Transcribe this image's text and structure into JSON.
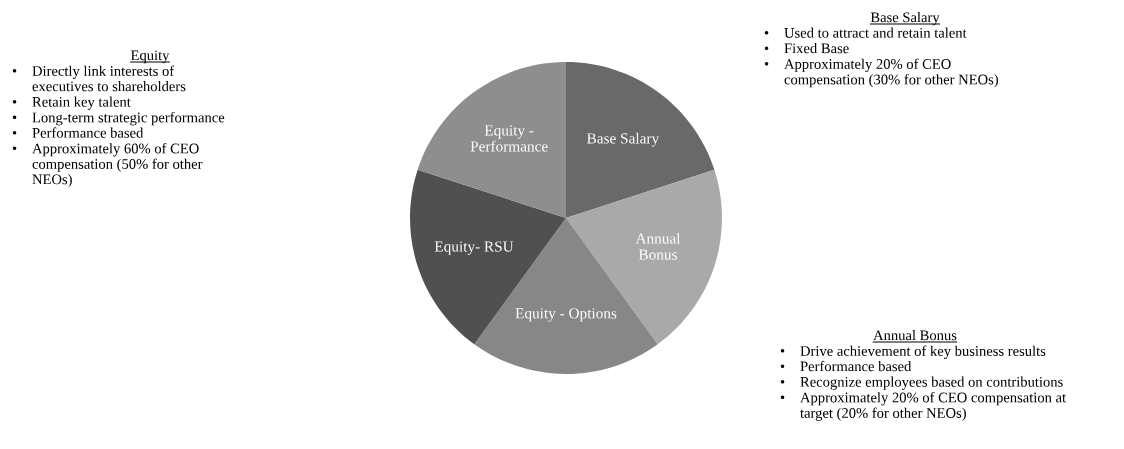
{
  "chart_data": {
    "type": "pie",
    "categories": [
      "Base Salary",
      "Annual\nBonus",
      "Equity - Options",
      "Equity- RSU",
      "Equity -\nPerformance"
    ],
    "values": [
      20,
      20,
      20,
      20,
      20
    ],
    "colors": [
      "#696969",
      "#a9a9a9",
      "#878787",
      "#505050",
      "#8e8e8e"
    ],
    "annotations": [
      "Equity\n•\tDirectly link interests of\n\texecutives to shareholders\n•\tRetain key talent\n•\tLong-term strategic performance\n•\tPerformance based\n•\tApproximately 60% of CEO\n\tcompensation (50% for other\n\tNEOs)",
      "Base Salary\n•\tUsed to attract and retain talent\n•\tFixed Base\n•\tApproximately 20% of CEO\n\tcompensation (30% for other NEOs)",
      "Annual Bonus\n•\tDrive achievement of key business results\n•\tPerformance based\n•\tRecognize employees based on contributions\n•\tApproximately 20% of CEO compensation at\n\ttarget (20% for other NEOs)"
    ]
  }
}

-*-

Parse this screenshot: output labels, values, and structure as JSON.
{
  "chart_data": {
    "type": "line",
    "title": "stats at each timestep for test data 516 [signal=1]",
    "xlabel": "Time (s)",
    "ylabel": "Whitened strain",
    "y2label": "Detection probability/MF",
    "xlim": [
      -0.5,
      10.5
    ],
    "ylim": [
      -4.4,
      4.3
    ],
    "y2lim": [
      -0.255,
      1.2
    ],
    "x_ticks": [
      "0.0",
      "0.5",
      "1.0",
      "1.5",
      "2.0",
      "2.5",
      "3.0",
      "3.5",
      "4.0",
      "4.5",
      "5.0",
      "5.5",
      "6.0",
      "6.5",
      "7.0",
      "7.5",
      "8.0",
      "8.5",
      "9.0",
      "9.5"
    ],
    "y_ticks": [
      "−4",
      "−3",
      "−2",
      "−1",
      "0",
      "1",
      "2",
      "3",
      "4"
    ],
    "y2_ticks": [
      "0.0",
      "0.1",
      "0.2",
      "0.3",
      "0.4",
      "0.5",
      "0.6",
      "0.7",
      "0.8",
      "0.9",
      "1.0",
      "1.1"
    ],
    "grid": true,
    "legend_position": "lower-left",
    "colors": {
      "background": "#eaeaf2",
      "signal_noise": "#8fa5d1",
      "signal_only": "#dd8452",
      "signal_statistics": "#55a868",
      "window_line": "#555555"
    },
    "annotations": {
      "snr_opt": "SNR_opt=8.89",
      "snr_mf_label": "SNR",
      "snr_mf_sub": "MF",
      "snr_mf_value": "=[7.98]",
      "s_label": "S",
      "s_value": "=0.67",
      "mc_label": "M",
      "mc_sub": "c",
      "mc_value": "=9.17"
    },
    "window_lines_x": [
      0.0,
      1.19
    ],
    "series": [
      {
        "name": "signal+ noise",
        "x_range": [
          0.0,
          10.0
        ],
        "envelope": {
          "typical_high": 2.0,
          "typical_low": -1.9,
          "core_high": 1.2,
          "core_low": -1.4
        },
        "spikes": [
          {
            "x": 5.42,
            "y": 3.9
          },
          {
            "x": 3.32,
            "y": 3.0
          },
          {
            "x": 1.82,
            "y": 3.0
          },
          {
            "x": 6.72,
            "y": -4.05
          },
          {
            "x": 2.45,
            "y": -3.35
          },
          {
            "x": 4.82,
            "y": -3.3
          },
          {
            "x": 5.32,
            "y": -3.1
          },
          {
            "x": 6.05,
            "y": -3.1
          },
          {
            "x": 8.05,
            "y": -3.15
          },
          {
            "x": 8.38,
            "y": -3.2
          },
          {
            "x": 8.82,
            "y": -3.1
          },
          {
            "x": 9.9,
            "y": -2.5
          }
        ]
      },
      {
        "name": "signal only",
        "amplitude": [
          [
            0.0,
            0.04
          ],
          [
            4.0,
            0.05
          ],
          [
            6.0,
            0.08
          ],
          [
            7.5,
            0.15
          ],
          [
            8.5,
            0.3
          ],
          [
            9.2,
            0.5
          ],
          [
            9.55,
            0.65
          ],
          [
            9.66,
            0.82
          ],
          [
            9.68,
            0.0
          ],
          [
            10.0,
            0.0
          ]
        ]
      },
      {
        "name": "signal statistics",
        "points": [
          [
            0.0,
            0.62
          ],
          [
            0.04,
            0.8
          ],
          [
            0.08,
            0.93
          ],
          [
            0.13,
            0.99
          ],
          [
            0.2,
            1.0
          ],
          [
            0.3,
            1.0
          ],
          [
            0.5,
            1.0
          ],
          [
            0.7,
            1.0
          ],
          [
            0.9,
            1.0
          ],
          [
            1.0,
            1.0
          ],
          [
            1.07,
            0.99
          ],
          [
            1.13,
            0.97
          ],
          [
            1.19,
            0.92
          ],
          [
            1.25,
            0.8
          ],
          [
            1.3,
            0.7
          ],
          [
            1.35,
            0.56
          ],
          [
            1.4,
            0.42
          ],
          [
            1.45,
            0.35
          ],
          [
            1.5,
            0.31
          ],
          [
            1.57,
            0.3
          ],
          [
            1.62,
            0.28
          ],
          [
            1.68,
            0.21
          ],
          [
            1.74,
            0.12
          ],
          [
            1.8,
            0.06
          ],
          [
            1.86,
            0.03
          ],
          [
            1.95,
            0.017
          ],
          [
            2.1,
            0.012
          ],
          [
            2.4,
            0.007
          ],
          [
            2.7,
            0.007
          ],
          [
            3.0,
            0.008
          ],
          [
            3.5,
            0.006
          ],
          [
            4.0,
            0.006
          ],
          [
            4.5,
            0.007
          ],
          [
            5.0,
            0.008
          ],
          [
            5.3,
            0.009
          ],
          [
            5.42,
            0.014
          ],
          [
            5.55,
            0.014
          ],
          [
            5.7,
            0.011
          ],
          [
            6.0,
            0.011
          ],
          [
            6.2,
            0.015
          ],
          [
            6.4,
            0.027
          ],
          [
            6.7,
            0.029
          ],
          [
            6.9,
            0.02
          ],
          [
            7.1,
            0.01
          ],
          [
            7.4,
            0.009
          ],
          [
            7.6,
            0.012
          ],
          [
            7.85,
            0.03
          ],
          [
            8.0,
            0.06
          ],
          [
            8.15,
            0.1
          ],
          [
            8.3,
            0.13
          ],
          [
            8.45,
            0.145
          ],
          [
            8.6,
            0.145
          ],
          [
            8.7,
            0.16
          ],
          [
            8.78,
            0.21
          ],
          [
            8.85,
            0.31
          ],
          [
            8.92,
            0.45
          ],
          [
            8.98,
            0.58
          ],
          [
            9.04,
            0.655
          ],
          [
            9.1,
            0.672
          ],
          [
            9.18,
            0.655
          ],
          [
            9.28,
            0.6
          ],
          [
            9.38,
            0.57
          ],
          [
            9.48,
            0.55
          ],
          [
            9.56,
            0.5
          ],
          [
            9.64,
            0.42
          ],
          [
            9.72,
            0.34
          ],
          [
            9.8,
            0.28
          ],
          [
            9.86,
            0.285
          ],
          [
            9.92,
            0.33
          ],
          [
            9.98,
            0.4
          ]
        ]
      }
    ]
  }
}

-*-

Pick out the lines above containing the word "talent", then copy them.

RIGHT ANSWER:
      "Equity\n•\tDirectly link interests of\n\texecutives to shareholders\n•\tRetain key talent\n•\tLong-term strategic performance\n•\tPerformance based\n•\tApproximately 60% of CEO\n\tcompensation (50% for other\n\tNEOs)",
      "Base Salary\n•\tUsed to attract and retain talent\n•\tFixed Base\n•\tApproximately 20% of CEO\n\tcompensation (30% for other NEOs)",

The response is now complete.